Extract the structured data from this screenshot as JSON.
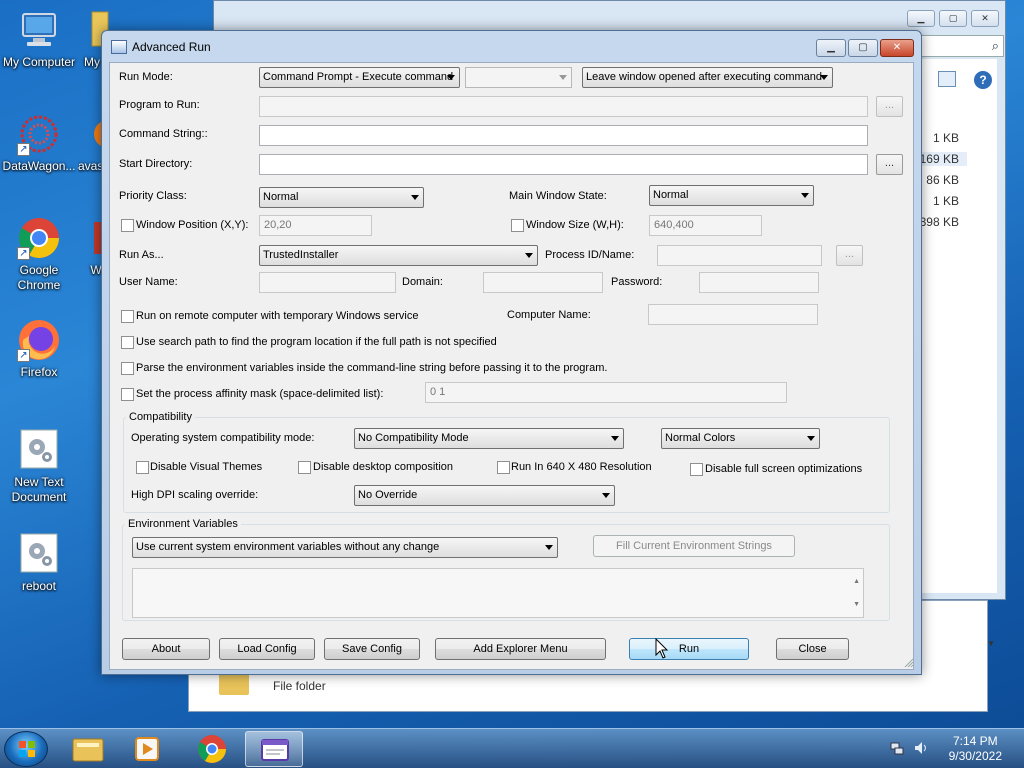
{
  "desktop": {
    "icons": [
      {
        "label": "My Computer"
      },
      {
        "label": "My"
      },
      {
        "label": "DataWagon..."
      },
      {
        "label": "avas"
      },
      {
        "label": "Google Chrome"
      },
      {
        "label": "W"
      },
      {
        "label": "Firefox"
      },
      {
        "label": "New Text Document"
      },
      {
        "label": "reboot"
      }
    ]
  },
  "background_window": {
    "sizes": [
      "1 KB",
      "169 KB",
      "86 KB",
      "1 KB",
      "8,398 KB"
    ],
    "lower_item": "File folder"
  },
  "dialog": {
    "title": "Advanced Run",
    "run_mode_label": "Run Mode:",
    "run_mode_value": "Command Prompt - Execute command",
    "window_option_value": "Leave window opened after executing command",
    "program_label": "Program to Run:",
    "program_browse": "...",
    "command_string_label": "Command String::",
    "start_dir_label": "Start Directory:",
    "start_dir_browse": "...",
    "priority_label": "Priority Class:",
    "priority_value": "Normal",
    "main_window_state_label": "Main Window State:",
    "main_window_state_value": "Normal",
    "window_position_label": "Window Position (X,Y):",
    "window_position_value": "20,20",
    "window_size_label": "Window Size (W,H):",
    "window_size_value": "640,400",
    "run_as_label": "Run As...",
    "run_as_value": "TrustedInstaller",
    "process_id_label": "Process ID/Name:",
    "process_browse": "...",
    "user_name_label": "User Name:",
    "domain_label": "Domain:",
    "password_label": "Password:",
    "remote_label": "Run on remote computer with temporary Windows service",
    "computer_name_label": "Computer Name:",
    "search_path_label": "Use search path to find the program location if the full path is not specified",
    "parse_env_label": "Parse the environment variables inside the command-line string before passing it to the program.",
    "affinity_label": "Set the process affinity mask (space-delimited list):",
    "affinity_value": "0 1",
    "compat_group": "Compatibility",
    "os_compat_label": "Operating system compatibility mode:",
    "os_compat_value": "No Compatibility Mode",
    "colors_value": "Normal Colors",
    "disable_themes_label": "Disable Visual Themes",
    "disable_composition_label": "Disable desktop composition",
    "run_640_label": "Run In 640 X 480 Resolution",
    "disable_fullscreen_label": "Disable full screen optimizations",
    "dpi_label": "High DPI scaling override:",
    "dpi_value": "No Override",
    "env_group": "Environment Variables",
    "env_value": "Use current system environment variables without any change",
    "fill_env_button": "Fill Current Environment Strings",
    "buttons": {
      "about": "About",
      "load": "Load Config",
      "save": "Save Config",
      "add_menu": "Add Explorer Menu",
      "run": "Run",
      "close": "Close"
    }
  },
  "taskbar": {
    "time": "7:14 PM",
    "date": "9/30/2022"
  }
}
____
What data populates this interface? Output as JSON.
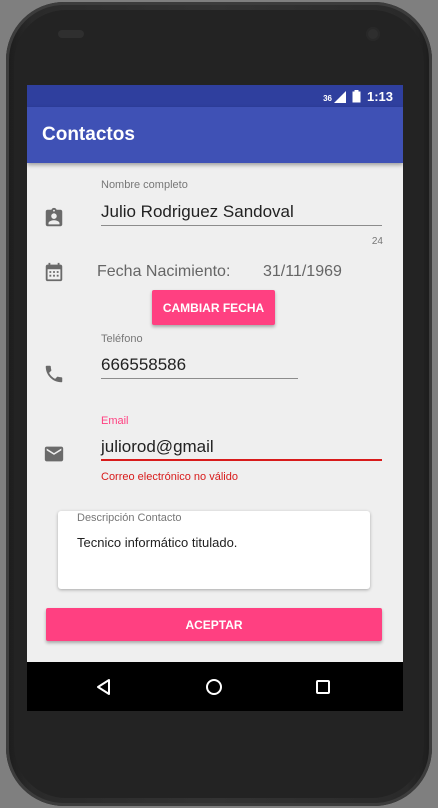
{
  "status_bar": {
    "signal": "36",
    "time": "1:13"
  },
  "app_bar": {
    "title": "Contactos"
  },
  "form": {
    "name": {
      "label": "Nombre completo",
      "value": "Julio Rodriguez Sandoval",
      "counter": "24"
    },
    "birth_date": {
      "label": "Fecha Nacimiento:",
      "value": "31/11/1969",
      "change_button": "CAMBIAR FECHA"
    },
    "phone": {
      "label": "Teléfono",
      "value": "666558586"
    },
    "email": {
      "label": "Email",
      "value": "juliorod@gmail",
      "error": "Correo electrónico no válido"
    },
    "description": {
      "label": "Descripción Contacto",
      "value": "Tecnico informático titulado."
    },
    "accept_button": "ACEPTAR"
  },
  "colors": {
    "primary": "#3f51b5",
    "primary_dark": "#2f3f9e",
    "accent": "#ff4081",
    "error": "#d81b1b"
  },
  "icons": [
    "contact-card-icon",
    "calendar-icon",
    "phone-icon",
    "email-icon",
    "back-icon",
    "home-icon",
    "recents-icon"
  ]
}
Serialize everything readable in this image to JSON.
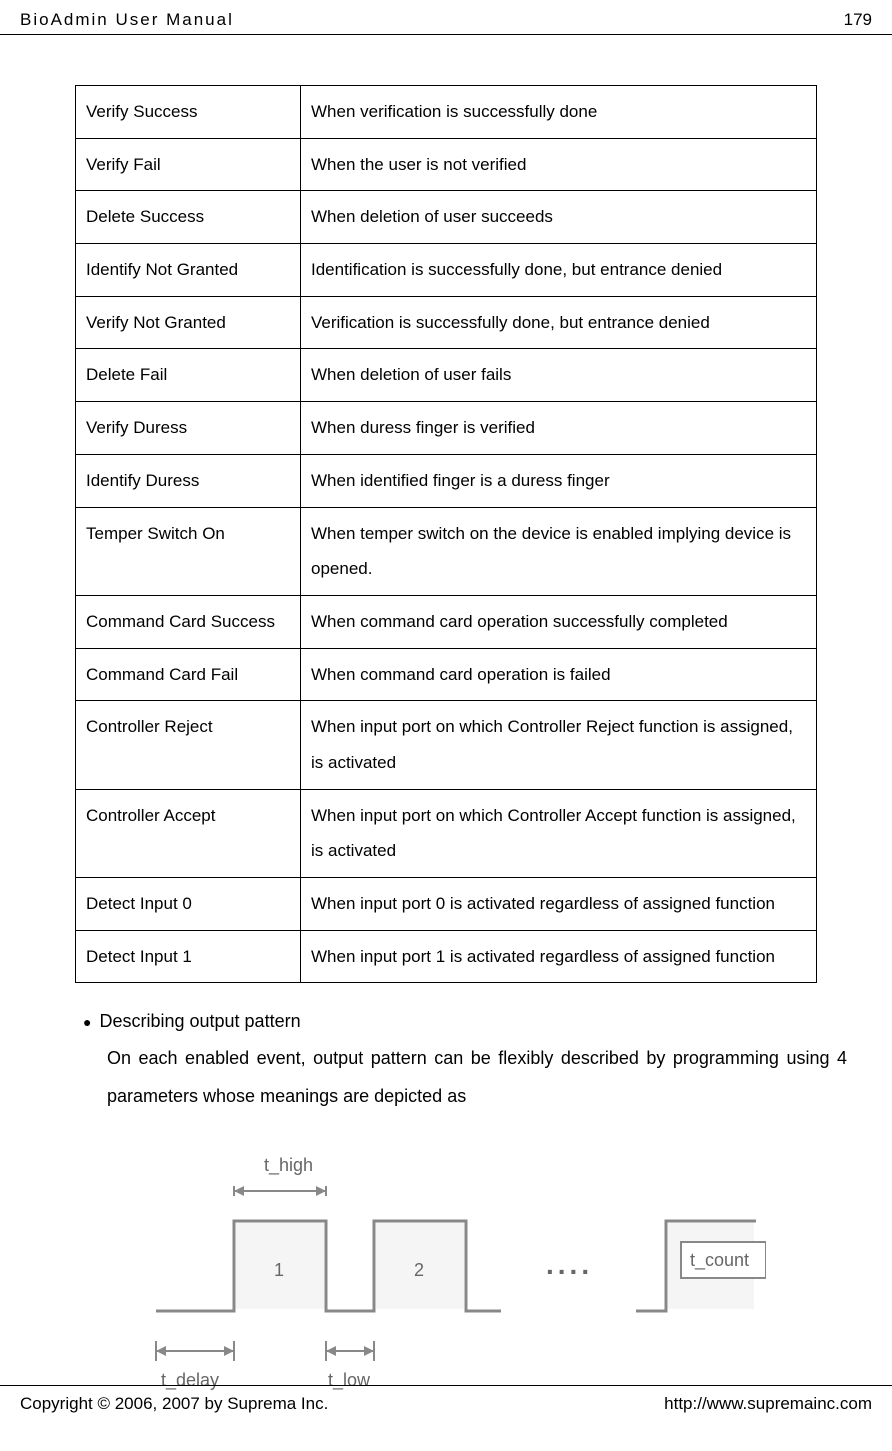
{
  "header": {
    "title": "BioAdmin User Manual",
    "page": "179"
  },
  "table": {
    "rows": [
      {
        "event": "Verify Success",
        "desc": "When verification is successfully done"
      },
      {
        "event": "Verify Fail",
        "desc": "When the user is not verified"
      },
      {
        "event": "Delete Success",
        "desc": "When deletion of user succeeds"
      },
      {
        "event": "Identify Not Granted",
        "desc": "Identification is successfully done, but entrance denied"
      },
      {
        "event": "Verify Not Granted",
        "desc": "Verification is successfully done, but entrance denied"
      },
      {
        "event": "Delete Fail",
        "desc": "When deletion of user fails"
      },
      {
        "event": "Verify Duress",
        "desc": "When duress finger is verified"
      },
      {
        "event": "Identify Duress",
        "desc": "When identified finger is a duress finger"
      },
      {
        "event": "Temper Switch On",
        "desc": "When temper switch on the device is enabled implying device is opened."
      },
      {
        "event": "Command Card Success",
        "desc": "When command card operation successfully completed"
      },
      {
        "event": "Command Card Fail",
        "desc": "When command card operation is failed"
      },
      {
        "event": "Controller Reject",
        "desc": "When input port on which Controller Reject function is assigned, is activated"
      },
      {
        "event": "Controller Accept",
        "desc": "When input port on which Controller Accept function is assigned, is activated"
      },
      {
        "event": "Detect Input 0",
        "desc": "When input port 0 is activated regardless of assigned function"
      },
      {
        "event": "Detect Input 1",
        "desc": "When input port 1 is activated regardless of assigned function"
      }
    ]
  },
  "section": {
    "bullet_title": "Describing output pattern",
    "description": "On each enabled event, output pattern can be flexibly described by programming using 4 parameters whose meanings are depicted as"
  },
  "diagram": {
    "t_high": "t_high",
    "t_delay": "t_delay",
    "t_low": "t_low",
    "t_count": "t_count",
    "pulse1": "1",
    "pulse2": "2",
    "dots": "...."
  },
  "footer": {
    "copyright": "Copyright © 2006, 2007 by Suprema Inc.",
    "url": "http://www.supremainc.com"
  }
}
____
§ Set problem: Search the records for the string "pattern" and return every line in which it occurs.

§ Complete answer:
    "bullet_title": "Describing output pattern",
    "description": "On each enabled event, output pattern can be flexibly described by programming using 4 parameters whose meanings are depicted as"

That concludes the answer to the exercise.